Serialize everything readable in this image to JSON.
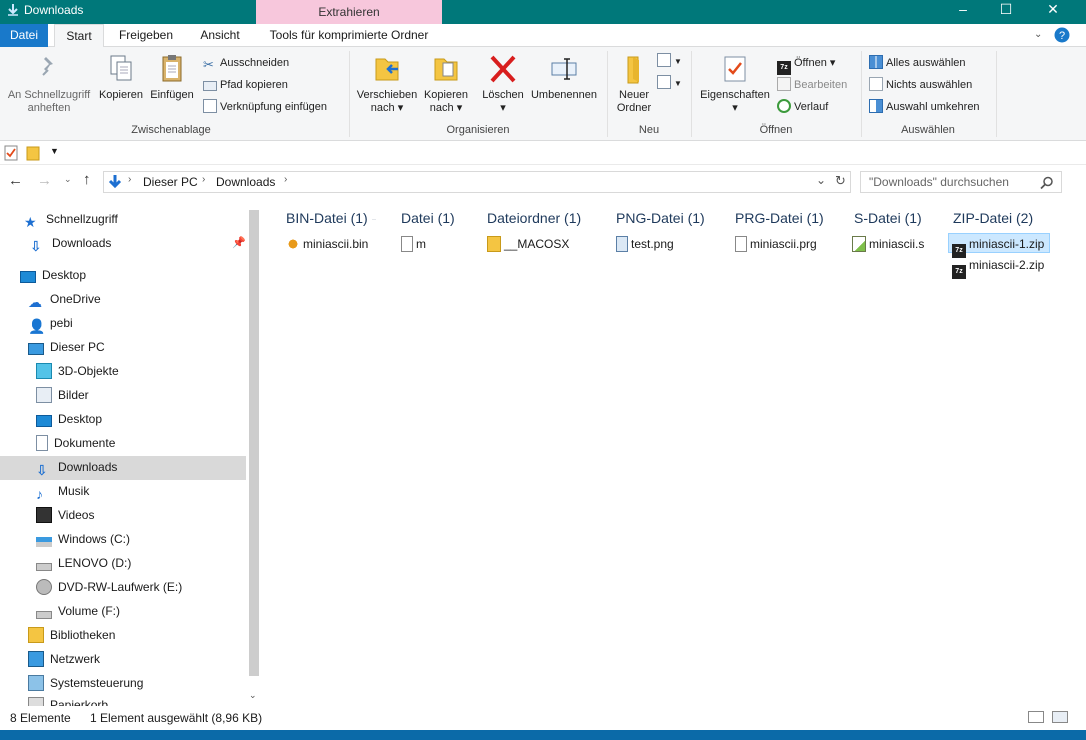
{
  "window": {
    "title": "Downloads",
    "context_tab": "Extrahieren"
  },
  "tabs": {
    "file": "Datei",
    "start": "Start",
    "share": "Freigeben",
    "view": "Ansicht",
    "tools": "Tools für komprimierte Ordner"
  },
  "ribbon": {
    "pin": [
      "An Schnellzugriff",
      "anheften"
    ],
    "copy": "Kopieren",
    "paste": "Einfügen",
    "cut": "Ausschneiden",
    "copy_path": "Pfad kopieren",
    "paste_shortcut": "Verknüpfung einfügen",
    "clipboard_label": "Zwischenablage",
    "move_to": [
      "Verschieben",
      "nach ▾"
    ],
    "copy_to": [
      "Kopieren",
      "nach ▾"
    ],
    "delete": [
      "Löschen",
      "▾"
    ],
    "rename": "Umbenennen",
    "organize_label": "Organisieren",
    "new_folder": [
      "Neuer",
      "Ordner"
    ],
    "new_label": "Neu",
    "properties": [
      "Eigenschaften",
      "▾"
    ],
    "open": "Öffnen ▾",
    "edit": "Bearbeiten",
    "history": "Verlauf",
    "open_label": "Öffnen",
    "select_all": "Alles auswählen",
    "select_none": "Nichts auswählen",
    "invert_selection": "Auswahl umkehren",
    "select_label": "Auswählen"
  },
  "address": {
    "crumbs": [
      "Dieser PC",
      "Downloads"
    ],
    "search_placeholder": "\"Downloads\" durchsuchen"
  },
  "nav": {
    "quick_access": "Schnellzugriff",
    "downloads_pin": "Downloads",
    "desktop_root": "Desktop",
    "onedrive": "OneDrive",
    "user": "pebi",
    "this_pc": "Dieser PC",
    "objects3d": "3D-Objekte",
    "pictures": "Bilder",
    "desktop": "Desktop",
    "documents": "Dokumente",
    "downloads": "Downloads",
    "music": "Musik",
    "videos": "Videos",
    "drive_c": "Windows (C:)",
    "drive_d": "LENOVO (D:)",
    "drive_e": "DVD-RW-Laufwerk (E:)",
    "drive_f": "Volume (F:)",
    "libraries": "Bibliotheken",
    "network": "Netzwerk",
    "control_panel": "Systemsteuerung",
    "recycle_partial": "Papierkorb"
  },
  "groups": [
    {
      "header": "BIN-Datei (1)",
      "files": [
        "miniascii.bin"
      ]
    },
    {
      "header": "Datei (1)",
      "files": [
        "m"
      ]
    },
    {
      "header": "Dateiordner (1)",
      "files": [
        "__MACOSX"
      ]
    },
    {
      "header": "PNG-Datei (1)",
      "files": [
        "test.png"
      ]
    },
    {
      "header": "PRG-Datei (1)",
      "files": [
        "miniascii.prg"
      ]
    },
    {
      "header": "S-Datei (1)",
      "files": [
        "miniascii.s"
      ]
    },
    {
      "header": "ZIP-Datei (2)",
      "files": [
        "miniascii-1.zip",
        "miniascii-2.zip"
      ]
    }
  ],
  "status": {
    "count": "8 Elemente",
    "selection": "1 Element ausgewählt (8,96 KB)"
  },
  "colors": {
    "titlebar": "#00787a",
    "context_tab": "#f7c7dc",
    "file_tab": "#1979ca",
    "selection": "#cce8ff",
    "group_header": "#1e395b"
  }
}
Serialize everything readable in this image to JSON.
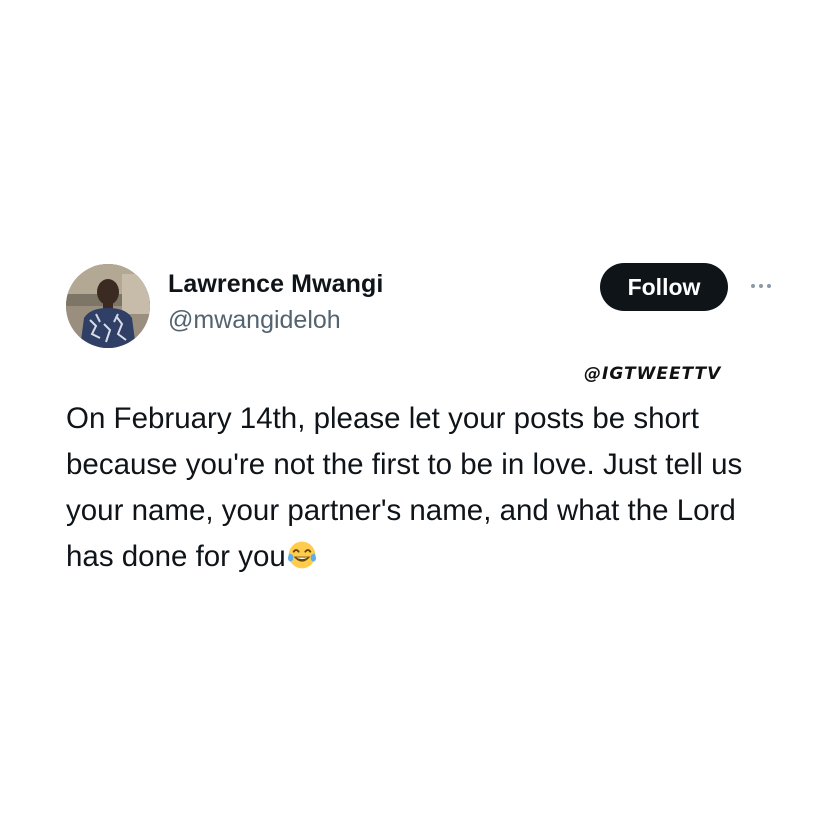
{
  "tweet": {
    "author": {
      "display_name": "Lawrence Mwangi",
      "handle": "@mwangideloh",
      "avatar_icon": "profile-photo"
    },
    "follow_label": "Follow",
    "more_icon": "ellipsis-icon",
    "watermark": "@IGTWEETTV",
    "text": "On February 14th, please let your posts be short because you're not the first to be in love. Just tell us your name, your partner's name, and what the Lord has done for you",
    "emoji": "face-with-tears-of-joy"
  },
  "colors": {
    "follow_bg": "#0f1419",
    "follow_text": "#ffffff",
    "handle": "#536471",
    "text": "#0f1419"
  }
}
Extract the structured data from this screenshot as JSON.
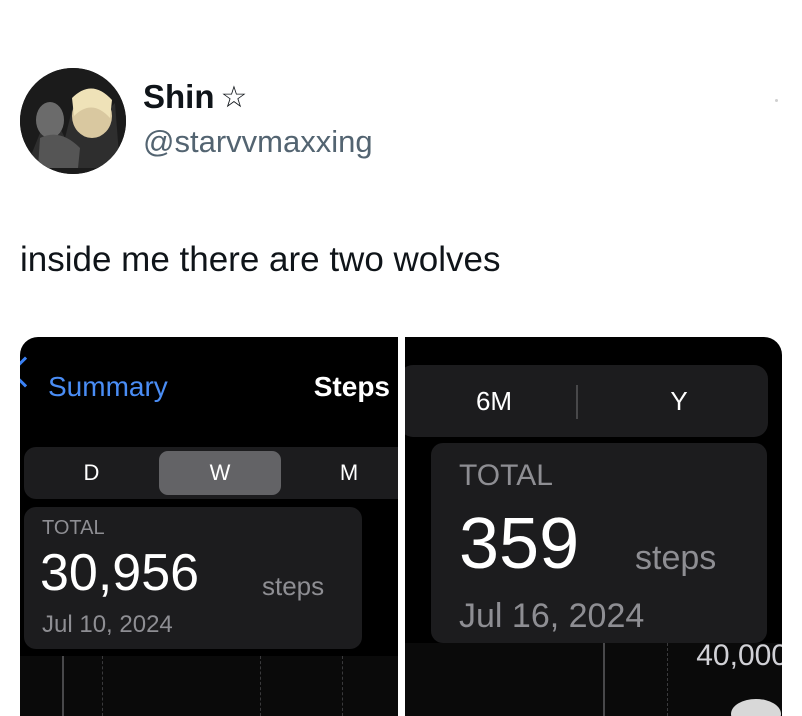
{
  "tweet": {
    "display_name": "Shin",
    "handle": "@starvvmaxxing",
    "text": "inside me there are two wolves"
  },
  "screenshot_left": {
    "back_label": "Summary",
    "title": "Steps",
    "segments": [
      "D",
      "W",
      "M"
    ],
    "selected_segment": "W",
    "total_label": "TOTAL",
    "total_value": "30,956",
    "unit": "steps",
    "date": "Jul 10, 2024"
  },
  "screenshot_right": {
    "segments": [
      "6M",
      "Y"
    ],
    "total_label": "TOTAL",
    "total_value": "359",
    "unit": "steps",
    "date": "Jul 16, 2024",
    "axis_label": "40,000"
  },
  "colors": {
    "link_blue": "#4a8df5",
    "dark_bg": "#000000",
    "card_bg": "#1c1c1e",
    "secondary_text": "#8e8e93"
  }
}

==============================

■ Exercise description
From the entries, copy out each line containing the word "Desktop".

■ Expected answer
    "desktop_root": "Desktop",
    "desktop": "Desktop",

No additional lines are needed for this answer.